Begin

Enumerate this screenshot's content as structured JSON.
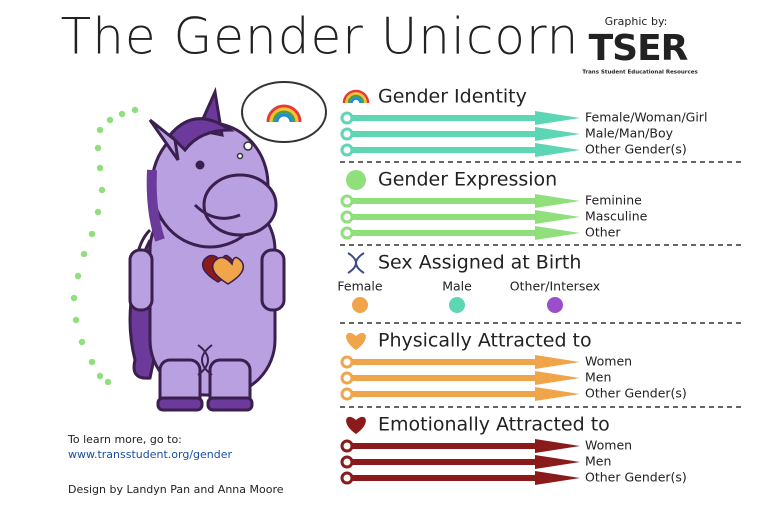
{
  "header": {
    "title": "The Gender Unicorn",
    "credit_label": "Graphic by:",
    "credit_name": "TSER",
    "credit_full": "Trans Student Educational Resources"
  },
  "sections": [
    {
      "title": "Gender Identity",
      "items": [
        "Female/Woman/Girl",
        "Male/Man/Boy",
        "Other Gender(s)"
      ]
    },
    {
      "title": "Gender Expression",
      "items": [
        "Feminine",
        "Masculine",
        "Other"
      ]
    },
    {
      "title": "Sex Assigned at Birth",
      "options": [
        "Female",
        "Male",
        "Other/Intersex"
      ]
    },
    {
      "title": "Physically Attracted to",
      "items": [
        "Women",
        "Men",
        "Other Gender(s)"
      ]
    },
    {
      "title": "Emotionally Attracted to",
      "items": [
        "Women",
        "Men",
        "Other Gender(s)"
      ]
    }
  ],
  "footer": {
    "learn_more": "To learn more, go to:",
    "url": "www.transstudent.org/gender",
    "design": "Design by Landyn Pan and Anna Moore"
  }
}
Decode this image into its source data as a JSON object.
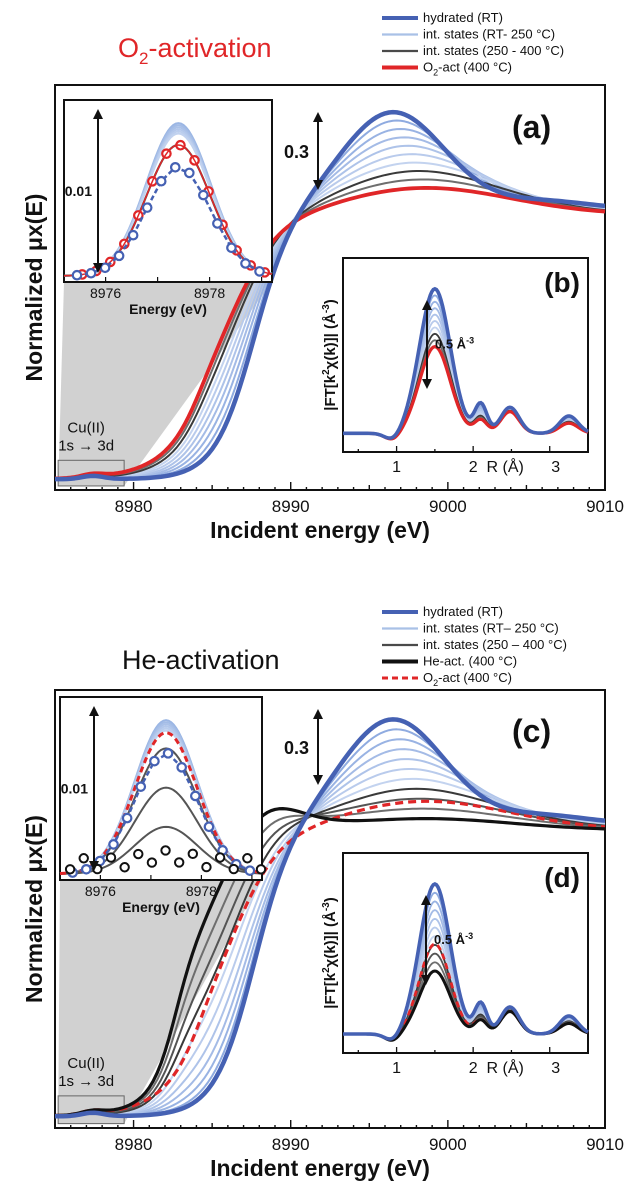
{
  "colors": {
    "hydrated": "#4561b3",
    "int_light": "#a9c1e6",
    "int_dark": "#4a4a4a",
    "o2": "#e02628",
    "he": "#111111",
    "title_top": "#e02628",
    "title_bottom": "#111111"
  },
  "chart_data": [
    {
      "id": "top",
      "type": "line",
      "title": "O2-activation",
      "title_main": "O",
      "title_sub": "2",
      "title_rest": "-activation",
      "legend": [
        {
          "label": "hydrated (RT)",
          "color_key": "hydrated",
          "style": "thick"
        },
        {
          "label": "int. states (RT- 250 °C)",
          "color_key": "int_light",
          "style": "solid"
        },
        {
          "label": "int. states (250 - 400 °C)",
          "color_key": "int_dark",
          "style": "solid"
        },
        {
          "label": "O2-act (400 °C)",
          "pre": "O",
          "sub": "2",
          "post": "-act (400 °C)",
          "color_key": "o2",
          "style": "thick"
        }
      ],
      "xlabel": "Incident energy (eV)",
      "ylabel": "Normalized μx(E)",
      "xlim": [
        8975,
        9010
      ],
      "xticks": [
        8980,
        8990,
        9000,
        9010
      ],
      "panel_label": "(a)",
      "scale_bar_label": "0.3",
      "preedge_label_1": "Cu(II)",
      "preedge_label_2": "1s → 3d",
      "series": [
        {
          "name": "hydrated (RT)",
          "peak_energy": 8996.5,
          "peak_mu": 1.36,
          "value_9010": 1.05
        },
        {
          "name": "int. states (RT- 250 °C)",
          "count": 6
        },
        {
          "name": "int. states (250 - 400 °C)",
          "count": 2
        },
        {
          "name": "O2-act (400 °C)",
          "peak_energy": 8998.5,
          "peak_mu": 1.1,
          "value_9010": 1.02
        }
      ],
      "inset_preedge": {
        "xlabel": "Energy (eV)",
        "xticks": [
          8976,
          8978
        ],
        "xlim": [
          8975.2,
          8979.2
        ],
        "scale_label": "0.01",
        "peak_energy": 8977.4
      },
      "inset_ft": {
        "panel_label": "(b)",
        "ylabel": "|FT[k²χ(k)]| (Å⁻³)",
        "ylabel_a": "|FT[k",
        "ylabel_sup1": "2",
        "ylabel_b": "χ(k)]| (Å",
        "ylabel_sup2": "-3",
        "ylabel_c": ")",
        "xlabel": "R (Å)",
        "xticks": [
          1,
          2,
          3
        ],
        "xlim": [
          0.3,
          3.5
        ],
        "scale_label": "0.5 Å",
        "scale_sup": "-3",
        "peak_R": 1.45
      }
    },
    {
      "id": "bottom",
      "type": "line",
      "title": "He-activation",
      "legend": [
        {
          "label": "hydrated (RT)",
          "color_key": "hydrated",
          "style": "thick"
        },
        {
          "label": "int. states (RT– 250 °C)",
          "color_key": "int_light",
          "style": "solid"
        },
        {
          "label": "int. states (250 – 400 °C)",
          "color_key": "int_dark",
          "style": "solid"
        },
        {
          "label": "He-act. (400 °C)",
          "color_key": "he",
          "style": "thick"
        },
        {
          "label": "O2-act (400 °C)",
          "pre": "O",
          "sub": "2",
          "post": "-act (400 °C)",
          "color_key": "o2",
          "style": "dashed"
        }
      ],
      "xlabel": "Incident energy (eV)",
      "ylabel": "Normalized μx(E)",
      "xlim": [
        8975,
        9010
      ],
      "xticks": [
        8980,
        8990,
        9000,
        9010
      ],
      "panel_label": "(c)",
      "scale_bar_label": "0.3",
      "preedge_label_1": "Cu(II)",
      "preedge_label_2": "1s → 3d",
      "series": [
        {
          "name": "hydrated (RT)",
          "peak_energy": 8996.5,
          "peak_mu": 1.36
        },
        {
          "name": "int. states (RT– 250 °C)",
          "count": 6
        },
        {
          "name": "int. states (250 – 400 °C)",
          "count": 3
        },
        {
          "name": "He-act. (400 °C)",
          "peak_energy": 8998.5,
          "peak_mu": 1.05
        },
        {
          "name": "O2-act (400 °C)",
          "peak_energy": 8998.5,
          "peak_mu": 1.12
        }
      ],
      "inset_preedge": {
        "xlabel": "Energy (eV)",
        "xticks": [
          8976,
          8978
        ],
        "xlim": [
          8975.2,
          8979.2
        ],
        "scale_label": "0.01",
        "peak_energy": 8977.3
      },
      "inset_ft": {
        "panel_label": "(d)",
        "ylabel": "|FT[k²χ(k)]| (Å⁻³)",
        "ylabel_a": "|FT[k",
        "ylabel_sup1": "2",
        "ylabel_b": "χ(k)]| (Å",
        "ylabel_sup2": "-3",
        "ylabel_c": ")",
        "xlabel": "R (Å)",
        "xticks": [
          1,
          2,
          3
        ],
        "xlim": [
          0.3,
          3.5
        ],
        "scale_label": "0.5 Å",
        "scale_sup": "-3",
        "peak_R": 1.45
      }
    }
  ]
}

End

Stated task: Print each of the records above exactly as written, leaving no picture in the copy.

The answer:
Enumerate this screenshot's content as structured JSON.
{
  "header": {
    "title": "The Gender Unicorn",
    "credit_label": "Graphic by:",
    "credit_name": "TSER",
    "credit_full": "Trans Student Educational Resources"
  },
  "sections": [
    {
      "title": "Gender Identity",
      "items": [
        "Female/Woman/Girl",
        "Male/Man/Boy",
        "Other Gender(s)"
      ]
    },
    {
      "title": "Gender Expression",
      "items": [
        "Feminine",
        "Masculine",
        "Other"
      ]
    },
    {
      "title": "Sex Assigned at Birth",
      "options": [
        "Female",
        "Male",
        "Other/Intersex"
      ]
    },
    {
      "title": "Physically Attracted to",
      "items": [
        "Women",
        "Men",
        "Other Gender(s)"
      ]
    },
    {
      "title": "Emotionally Attracted to",
      "items": [
        "Women",
        "Men",
        "Other Gender(s)"
      ]
    }
  ],
  "footer": {
    "learn_more": "To learn more, go to:",
    "url": "www.transstudent.org/gender",
    "design": "Design by Landyn Pan and Anna Moore"
  }
}
Decode this image into its source data as a JSON object.
{
  "colors": {
    "hydrated": "#4561b3",
    "int_light": "#a9c1e6",
    "int_dark": "#4a4a4a",
    "o2": "#e02628",
    "he": "#111111",
    "title_top": "#e02628",
    "title_bottom": "#111111"
  },
  "chart_data": [
    {
      "id": "top",
      "type": "line",
      "title": "O2-activation",
      "title_main": "O",
      "title_sub": "2",
      "title_rest": "-activation",
      "legend": [
        {
          "label": "hydrated (RT)",
          "color_key": "hydrated",
          "style": "thick"
        },
        {
          "label": "int. states (RT- 250 °C)",
          "color_key": "int_light",
          "style": "solid"
        },
        {
          "label": "int. states (250 - 400 °C)",
          "color_key": "int_dark",
          "style": "solid"
        },
        {
          "label": "O2-act (400 °C)",
          "pre": "O",
          "sub": "2",
          "post": "-act (400 °C)",
          "color_key": "o2",
          "style": "thick"
        }
      ],
      "xlabel": "Incident energy (eV)",
      "ylabel": "Normalized μx(E)",
      "xlim": [
        8975,
        9010
      ],
      "xticks": [
        8980,
        8990,
        9000,
        9010
      ],
      "panel_label": "(a)",
      "scale_bar_label": "0.3",
      "preedge_label_1": "Cu(II)",
      "preedge_label_2": "1s → 3d",
      "series": [
        {
          "name": "hydrated (RT)",
          "peak_energy": 8996.5,
          "peak_mu": 1.36,
          "value_9010": 1.05
        },
        {
          "name": "int. states (RT- 250 °C)",
          "count": 6
        },
        {
          "name": "int. states (250 - 400 °C)",
          "count": 2
        },
        {
          "name": "O2-act (400 °C)",
          "peak_energy": 8998.5,
          "peak_mu": 1.1,
          "value_9010": 1.02
        }
      ],
      "inset_preedge": {
        "xlabel": "Energy (eV)",
        "xticks": [
          8976,
          8978
        ],
        "xlim": [
          8975.2,
          8979.2
        ],
        "scale_label": "0.01",
        "peak_energy": 8977.4
      },
      "inset_ft": {
        "panel_label": "(b)",
        "ylabel": "|FT[k²χ(k)]| (Å⁻³)",
        "ylabel_a": "|FT[k",
        "ylabel_sup1": "2",
        "ylabel_b": "χ(k)]| (Å",
        "ylabel_sup2": "-3",
        "ylabel_c": ")",
        "xlabel": "R (Å)",
        "xticks": [
          1,
          2,
          3
        ],
        "xlim": [
          0.3,
          3.5
        ],
        "scale_label": "0.5 Å",
        "scale_sup": "-3",
        "peak_R": 1.45
      }
    },
    {
      "id": "bottom",
      "type": "line",
      "title": "He-activation",
      "legend": [
        {
          "label": "hydrated (RT)",
          "color_key": "hydrated",
          "style": "thick"
        },
        {
          "label": "int. states (RT– 250 °C)",
          "color_key": "int_light",
          "style": "solid"
        },
        {
          "label": "int. states (250 – 400 °C)",
          "color_key": "int_dark",
          "style": "solid"
        },
        {
          "label": "He-act. (400 °C)",
          "color_key": "he",
          "style": "thick"
        },
        {
          "label": "O2-act (400 °C)",
          "pre": "O",
          "sub": "2",
          "post": "-act (400 °C)",
          "color_key": "o2",
          "style": "dashed"
        }
      ],
      "xlabel": "Incident energy (eV)",
      "ylabel": "Normalized μx(E)",
      "xlim": [
        8975,
        9010
      ],
      "xticks": [
        8980,
        8990,
        9000,
        9010
      ],
      "panel_label": "(c)",
      "scale_bar_label": "0.3",
      "preedge_label_1": "Cu(II)",
      "preedge_label_2": "1s → 3d",
      "series": [
        {
          "name": "hydrated (RT)",
          "peak_energy": 8996.5,
          "peak_mu": 1.36
        },
        {
          "name": "int. states (RT– 250 °C)",
          "count": 6
        },
        {
          "name": "int. states (250 – 400 °C)",
          "count": 3
        },
        {
          "name": "He-act. (400 °C)",
          "peak_energy": 8998.5,
          "peak_mu": 1.05
        },
        {
          "name": "O2-act (400 °C)",
          "peak_energy": 8998.5,
          "peak_mu": 1.12
        }
      ],
      "inset_preedge": {
        "xlabel": "Energy (eV)",
        "xticks": [
          8976,
          8978
        ],
        "xlim": [
          8975.2,
          8979.2
        ],
        "scale_label": "0.01",
        "peak_energy": 8977.3
      },
      "inset_ft": {
        "panel_label": "(d)",
        "ylabel": "|FT[k²χ(k)]| (Å⁻³)",
        "ylabel_a": "|FT[k",
        "ylabel_sup1": "2",
        "ylabel_b": "χ(k)]| (Å",
        "ylabel_sup2": "-3",
        "ylabel_c": ")",
        "xlabel": "R (Å)",
        "xticks": [
          1,
          2,
          3
        ],
        "xlim": [
          0.3,
          3.5
        ],
        "scale_label": "0.5 Å",
        "scale_sup": "-3",
        "peak_R": 1.45
      }
    }
  ]
}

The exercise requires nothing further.